Problem to work on: Write out all entries word for word.

Stored records:
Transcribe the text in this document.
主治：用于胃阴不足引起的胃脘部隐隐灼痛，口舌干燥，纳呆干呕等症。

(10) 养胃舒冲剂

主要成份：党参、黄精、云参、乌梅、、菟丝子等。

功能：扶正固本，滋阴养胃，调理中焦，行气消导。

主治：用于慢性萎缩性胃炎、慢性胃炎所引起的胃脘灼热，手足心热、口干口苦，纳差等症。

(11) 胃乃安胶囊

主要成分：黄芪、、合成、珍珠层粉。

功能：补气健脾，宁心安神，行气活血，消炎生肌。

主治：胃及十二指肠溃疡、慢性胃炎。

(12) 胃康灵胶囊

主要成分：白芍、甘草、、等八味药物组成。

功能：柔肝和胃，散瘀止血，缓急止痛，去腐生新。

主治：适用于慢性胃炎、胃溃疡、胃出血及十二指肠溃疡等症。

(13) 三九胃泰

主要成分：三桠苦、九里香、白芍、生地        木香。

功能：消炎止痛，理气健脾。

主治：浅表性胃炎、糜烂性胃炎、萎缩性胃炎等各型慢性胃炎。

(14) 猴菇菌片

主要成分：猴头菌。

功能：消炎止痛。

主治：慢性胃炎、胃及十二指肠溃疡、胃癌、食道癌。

The response:
Transcribe the text in this document.
主治：用于胃阴不足引起的胃脘部隐隐灼痛，口舌干燥，纳呆干呕等症。

(10) 养胃舒冲剂

主要成份：党参、黄精、云参、乌梅、、菟丝子等。

功能：扶正固本，滋阴养胃，调理中焦，行气消导。

主治：用于慢性萎缩性胃炎、慢性胃炎所引起的胃脘灼热，手足心热、口干口苦，纳差等症。

(11) 胃乃安胶囊

主要成分：黄芪、、合成、珍珠层粉。

功能：补气健脾，宁心安神，行气活血，消炎生肌。

主治：胃及十二指肠溃疡、慢性胃炎。

(12) 胃康灵胶囊

主要成分：白芍、甘草、、等八味药物组成。

功能：柔肝和胃，散瘀止血，缓急止痛，去腐生新。

主治：适用于慢性胃炎、胃溃疡、胃出血及十二指肠溃疡等症。

(13) 三九胃泰

主要成分：三桠苦、九里香、白芍、生地        木香。

功能：消炎止痛，理气健脾。

主治：浅表性胃炎、糜烂性胃炎、萎缩性胃炎等各型慢性胃炎。

(14) 猴菇菌片

主要成分：猴头菌。

功能：消炎止痛。

主治：慢性胃炎、胃及十二指肠溃疡、胃癌、食道癌。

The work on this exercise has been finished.